Exercise details: For the material that follows, list every line containing the word "text".

Supplied data:
+++
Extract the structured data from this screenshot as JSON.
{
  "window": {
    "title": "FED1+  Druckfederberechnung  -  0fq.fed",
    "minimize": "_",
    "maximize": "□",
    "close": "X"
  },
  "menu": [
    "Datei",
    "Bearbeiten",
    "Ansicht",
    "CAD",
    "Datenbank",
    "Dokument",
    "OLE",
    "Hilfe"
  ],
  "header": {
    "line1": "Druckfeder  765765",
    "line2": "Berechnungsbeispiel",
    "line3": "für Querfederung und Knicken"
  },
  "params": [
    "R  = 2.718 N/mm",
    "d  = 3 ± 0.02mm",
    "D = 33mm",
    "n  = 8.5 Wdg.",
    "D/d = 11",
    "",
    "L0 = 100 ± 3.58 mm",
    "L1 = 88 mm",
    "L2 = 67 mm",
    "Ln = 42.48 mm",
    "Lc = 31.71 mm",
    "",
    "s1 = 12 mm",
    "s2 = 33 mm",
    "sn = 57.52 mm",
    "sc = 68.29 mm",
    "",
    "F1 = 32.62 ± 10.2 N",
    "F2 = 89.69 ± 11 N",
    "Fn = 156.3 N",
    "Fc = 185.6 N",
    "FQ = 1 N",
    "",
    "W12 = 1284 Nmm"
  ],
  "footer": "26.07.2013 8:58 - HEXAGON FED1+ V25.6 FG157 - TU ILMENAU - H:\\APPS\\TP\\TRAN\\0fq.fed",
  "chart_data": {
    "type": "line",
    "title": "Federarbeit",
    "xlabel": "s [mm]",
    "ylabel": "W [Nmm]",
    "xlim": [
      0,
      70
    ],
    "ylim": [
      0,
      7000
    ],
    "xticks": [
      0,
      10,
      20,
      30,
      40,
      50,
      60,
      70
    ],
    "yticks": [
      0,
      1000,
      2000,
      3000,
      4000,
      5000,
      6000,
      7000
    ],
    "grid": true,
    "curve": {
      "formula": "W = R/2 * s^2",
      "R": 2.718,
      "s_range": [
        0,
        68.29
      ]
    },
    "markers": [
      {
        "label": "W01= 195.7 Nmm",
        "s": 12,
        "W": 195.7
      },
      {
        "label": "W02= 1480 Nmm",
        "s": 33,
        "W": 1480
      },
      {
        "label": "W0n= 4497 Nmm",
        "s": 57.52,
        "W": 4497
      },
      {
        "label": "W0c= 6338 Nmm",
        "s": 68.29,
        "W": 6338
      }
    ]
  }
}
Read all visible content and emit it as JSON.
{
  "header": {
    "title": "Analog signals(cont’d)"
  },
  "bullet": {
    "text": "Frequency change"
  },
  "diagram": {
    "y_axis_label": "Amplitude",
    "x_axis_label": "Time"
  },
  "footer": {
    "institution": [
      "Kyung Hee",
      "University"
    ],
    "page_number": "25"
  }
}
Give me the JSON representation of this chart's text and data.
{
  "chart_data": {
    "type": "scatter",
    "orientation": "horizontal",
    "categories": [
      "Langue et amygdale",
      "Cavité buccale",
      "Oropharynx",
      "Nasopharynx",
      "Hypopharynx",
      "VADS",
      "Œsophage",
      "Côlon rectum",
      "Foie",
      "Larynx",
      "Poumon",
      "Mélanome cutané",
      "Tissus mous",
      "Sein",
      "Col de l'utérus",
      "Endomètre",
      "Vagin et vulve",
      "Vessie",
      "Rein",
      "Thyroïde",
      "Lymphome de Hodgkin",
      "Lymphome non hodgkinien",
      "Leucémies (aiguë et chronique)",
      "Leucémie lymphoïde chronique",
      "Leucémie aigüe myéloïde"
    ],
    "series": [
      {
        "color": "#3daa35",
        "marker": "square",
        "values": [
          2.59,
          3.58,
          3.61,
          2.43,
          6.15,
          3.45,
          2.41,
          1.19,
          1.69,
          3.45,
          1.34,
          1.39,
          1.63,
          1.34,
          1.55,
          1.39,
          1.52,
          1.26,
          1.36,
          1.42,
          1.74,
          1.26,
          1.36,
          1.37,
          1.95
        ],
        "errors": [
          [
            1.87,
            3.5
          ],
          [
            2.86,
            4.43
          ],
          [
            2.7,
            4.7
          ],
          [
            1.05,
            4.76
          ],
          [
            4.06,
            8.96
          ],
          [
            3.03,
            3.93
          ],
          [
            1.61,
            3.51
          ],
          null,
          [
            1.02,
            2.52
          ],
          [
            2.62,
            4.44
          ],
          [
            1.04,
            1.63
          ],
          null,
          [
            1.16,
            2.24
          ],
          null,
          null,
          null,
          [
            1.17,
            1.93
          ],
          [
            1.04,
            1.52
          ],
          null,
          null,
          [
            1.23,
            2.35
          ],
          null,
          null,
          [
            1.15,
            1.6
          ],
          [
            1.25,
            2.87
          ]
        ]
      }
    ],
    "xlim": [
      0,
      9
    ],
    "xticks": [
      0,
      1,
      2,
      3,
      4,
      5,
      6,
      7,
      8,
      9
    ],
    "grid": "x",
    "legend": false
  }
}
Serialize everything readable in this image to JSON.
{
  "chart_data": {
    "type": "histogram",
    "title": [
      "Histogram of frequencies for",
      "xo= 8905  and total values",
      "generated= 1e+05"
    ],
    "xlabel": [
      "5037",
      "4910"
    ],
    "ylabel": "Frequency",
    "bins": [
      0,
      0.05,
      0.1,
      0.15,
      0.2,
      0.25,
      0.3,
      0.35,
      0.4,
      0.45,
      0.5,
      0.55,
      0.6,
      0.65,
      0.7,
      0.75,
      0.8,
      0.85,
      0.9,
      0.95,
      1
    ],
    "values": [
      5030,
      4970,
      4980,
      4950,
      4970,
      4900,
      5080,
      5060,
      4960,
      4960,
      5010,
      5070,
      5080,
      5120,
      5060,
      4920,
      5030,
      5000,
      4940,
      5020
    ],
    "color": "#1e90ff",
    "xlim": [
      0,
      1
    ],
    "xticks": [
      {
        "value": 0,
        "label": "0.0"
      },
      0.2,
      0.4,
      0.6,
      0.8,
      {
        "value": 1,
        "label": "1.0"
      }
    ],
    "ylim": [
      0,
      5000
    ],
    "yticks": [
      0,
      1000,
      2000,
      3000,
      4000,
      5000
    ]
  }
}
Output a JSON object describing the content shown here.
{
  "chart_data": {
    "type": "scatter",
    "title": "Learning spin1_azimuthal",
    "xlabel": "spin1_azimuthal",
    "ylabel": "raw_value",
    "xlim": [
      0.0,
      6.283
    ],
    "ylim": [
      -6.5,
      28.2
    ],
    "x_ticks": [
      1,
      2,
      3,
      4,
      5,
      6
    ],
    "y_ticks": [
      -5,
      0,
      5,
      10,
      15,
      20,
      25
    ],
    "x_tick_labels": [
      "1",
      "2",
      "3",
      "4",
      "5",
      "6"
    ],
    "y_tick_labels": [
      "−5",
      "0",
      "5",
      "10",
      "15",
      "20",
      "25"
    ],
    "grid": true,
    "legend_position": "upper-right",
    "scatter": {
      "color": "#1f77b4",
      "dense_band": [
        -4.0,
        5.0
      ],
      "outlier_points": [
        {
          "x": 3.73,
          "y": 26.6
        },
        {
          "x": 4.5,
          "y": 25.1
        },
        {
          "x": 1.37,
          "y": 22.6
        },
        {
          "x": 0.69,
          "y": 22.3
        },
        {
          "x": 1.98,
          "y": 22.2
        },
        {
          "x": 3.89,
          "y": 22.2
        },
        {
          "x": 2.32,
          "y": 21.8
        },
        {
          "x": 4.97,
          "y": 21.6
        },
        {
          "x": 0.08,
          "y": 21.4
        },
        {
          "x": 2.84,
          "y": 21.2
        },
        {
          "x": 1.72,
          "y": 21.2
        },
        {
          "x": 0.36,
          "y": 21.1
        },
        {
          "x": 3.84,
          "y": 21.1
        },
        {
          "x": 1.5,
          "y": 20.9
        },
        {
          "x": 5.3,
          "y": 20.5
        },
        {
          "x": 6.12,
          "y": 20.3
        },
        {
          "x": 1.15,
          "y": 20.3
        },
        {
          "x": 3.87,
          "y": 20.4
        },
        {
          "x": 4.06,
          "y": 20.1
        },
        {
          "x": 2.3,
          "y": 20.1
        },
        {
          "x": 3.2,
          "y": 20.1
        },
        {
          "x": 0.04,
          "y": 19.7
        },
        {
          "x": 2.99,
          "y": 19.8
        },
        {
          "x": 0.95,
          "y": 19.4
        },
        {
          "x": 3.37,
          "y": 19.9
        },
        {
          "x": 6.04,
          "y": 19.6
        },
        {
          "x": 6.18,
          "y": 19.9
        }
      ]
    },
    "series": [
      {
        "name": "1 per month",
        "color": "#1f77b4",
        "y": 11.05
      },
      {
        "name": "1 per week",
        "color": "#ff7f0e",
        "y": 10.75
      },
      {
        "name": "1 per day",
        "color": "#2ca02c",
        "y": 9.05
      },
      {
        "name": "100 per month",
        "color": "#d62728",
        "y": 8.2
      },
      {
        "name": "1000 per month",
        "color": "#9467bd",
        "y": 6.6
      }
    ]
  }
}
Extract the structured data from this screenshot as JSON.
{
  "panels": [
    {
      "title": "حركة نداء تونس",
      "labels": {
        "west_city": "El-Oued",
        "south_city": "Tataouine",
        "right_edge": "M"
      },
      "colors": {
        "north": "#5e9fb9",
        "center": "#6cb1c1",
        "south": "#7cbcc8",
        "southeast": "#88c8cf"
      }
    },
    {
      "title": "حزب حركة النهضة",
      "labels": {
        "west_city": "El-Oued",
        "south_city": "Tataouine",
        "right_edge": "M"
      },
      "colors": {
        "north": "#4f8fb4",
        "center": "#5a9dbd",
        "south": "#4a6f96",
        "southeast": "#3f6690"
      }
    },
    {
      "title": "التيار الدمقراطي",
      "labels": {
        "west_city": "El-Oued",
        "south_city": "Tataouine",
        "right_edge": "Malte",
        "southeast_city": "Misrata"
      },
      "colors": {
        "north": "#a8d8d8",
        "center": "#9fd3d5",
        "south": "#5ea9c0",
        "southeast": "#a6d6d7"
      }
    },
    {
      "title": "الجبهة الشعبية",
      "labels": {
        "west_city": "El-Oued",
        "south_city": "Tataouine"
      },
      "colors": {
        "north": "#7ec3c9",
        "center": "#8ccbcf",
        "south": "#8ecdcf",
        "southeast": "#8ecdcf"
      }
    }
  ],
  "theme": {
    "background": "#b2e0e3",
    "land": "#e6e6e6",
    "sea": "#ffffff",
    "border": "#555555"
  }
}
+++
Problem solution:
    "text": "Frequency change"
Give me the JSON representation of this chart's text and data.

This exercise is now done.